-------- Entries provided

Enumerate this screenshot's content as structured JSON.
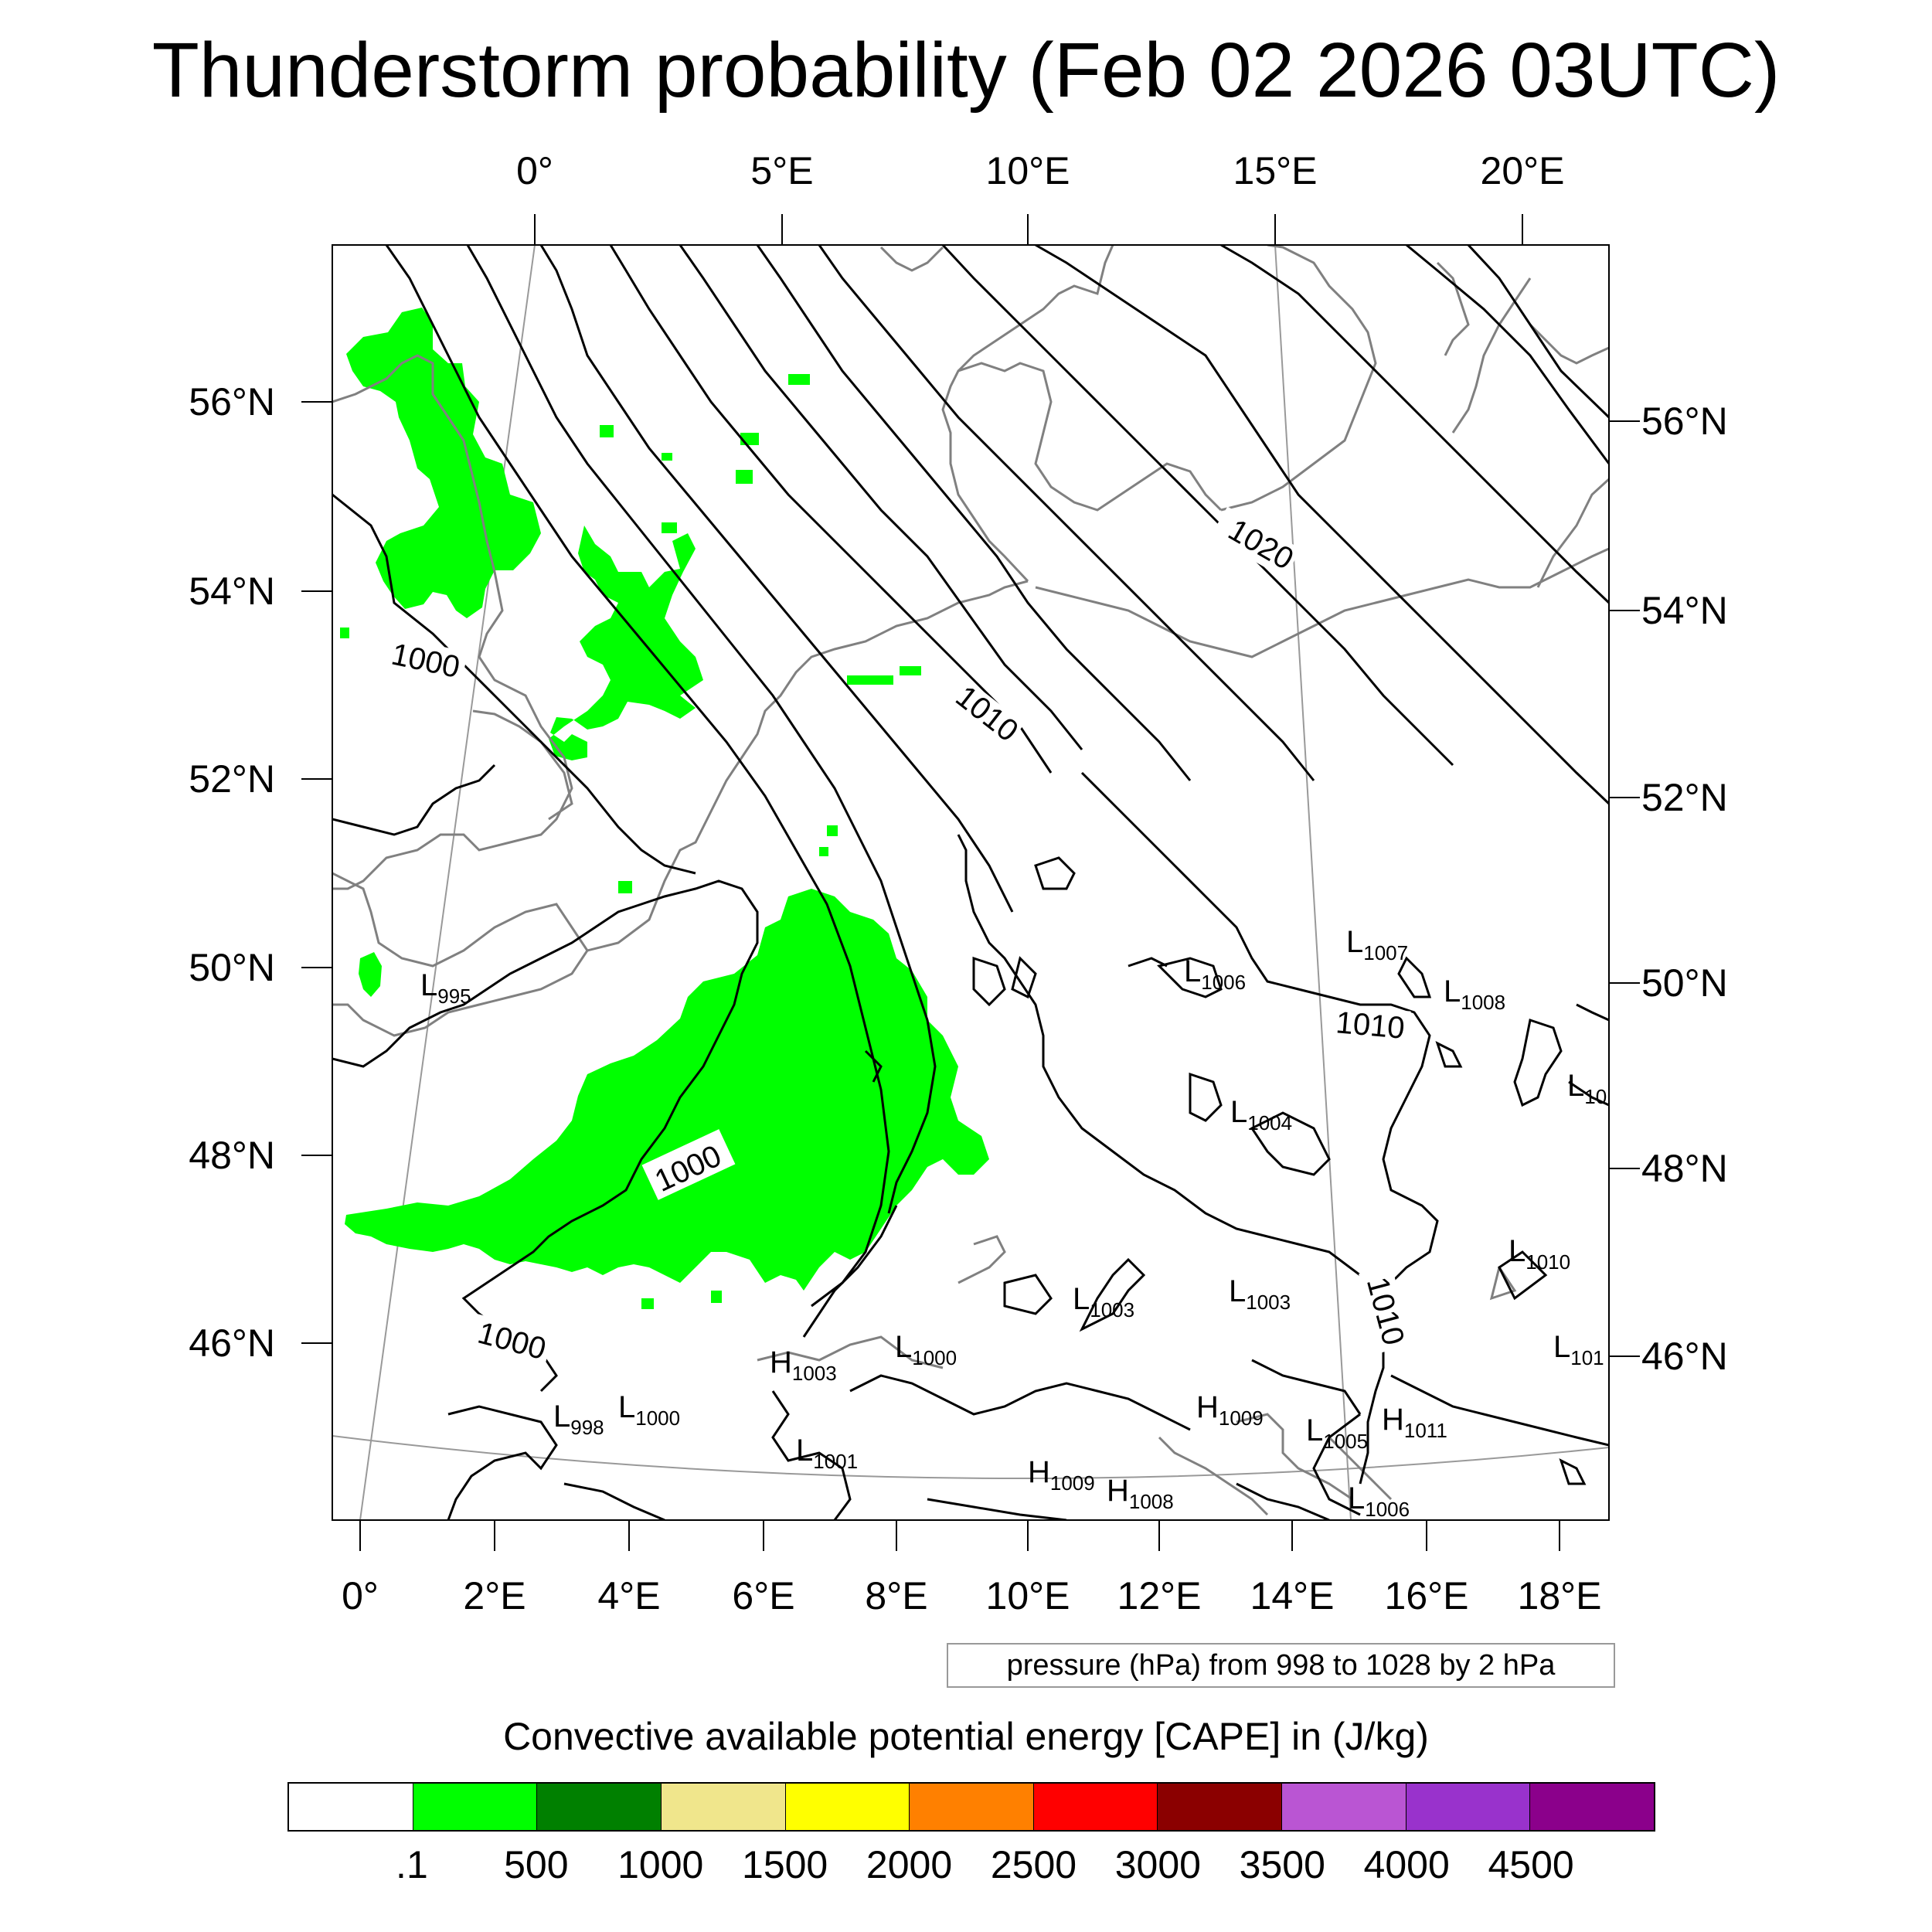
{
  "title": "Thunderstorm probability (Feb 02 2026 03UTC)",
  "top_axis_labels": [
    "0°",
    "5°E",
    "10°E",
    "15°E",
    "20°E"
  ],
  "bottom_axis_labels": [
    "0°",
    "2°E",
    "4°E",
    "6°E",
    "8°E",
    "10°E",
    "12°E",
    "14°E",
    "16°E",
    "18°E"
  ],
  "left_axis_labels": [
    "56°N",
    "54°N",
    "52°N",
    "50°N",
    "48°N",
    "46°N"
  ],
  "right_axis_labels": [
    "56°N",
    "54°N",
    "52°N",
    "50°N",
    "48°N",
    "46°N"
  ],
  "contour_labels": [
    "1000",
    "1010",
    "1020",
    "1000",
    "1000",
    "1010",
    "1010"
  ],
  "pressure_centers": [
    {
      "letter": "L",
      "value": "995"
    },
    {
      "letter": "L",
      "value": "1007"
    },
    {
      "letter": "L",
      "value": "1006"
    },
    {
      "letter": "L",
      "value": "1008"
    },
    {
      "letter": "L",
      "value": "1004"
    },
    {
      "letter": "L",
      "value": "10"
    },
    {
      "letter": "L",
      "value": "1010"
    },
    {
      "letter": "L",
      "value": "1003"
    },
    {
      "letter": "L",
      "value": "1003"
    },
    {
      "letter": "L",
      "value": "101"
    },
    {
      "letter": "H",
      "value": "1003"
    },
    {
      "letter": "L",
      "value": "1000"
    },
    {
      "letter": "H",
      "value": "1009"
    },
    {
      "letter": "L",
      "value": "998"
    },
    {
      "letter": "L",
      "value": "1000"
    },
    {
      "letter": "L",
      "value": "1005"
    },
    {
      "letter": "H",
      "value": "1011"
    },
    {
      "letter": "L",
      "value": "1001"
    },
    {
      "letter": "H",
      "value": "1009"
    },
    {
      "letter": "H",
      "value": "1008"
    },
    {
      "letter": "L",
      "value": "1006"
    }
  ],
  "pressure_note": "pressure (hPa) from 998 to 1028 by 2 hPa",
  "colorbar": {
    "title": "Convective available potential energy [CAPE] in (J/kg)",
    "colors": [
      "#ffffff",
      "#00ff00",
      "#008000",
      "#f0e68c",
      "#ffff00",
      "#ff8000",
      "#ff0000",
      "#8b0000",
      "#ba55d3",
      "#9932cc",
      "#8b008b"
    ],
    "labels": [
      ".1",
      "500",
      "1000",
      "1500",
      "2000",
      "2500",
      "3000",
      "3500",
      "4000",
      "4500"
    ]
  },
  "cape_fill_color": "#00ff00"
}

----------------

(Required work)
Examine the entries and report how many of their lines contain the string "title", giving no more than the number.

(Result)
2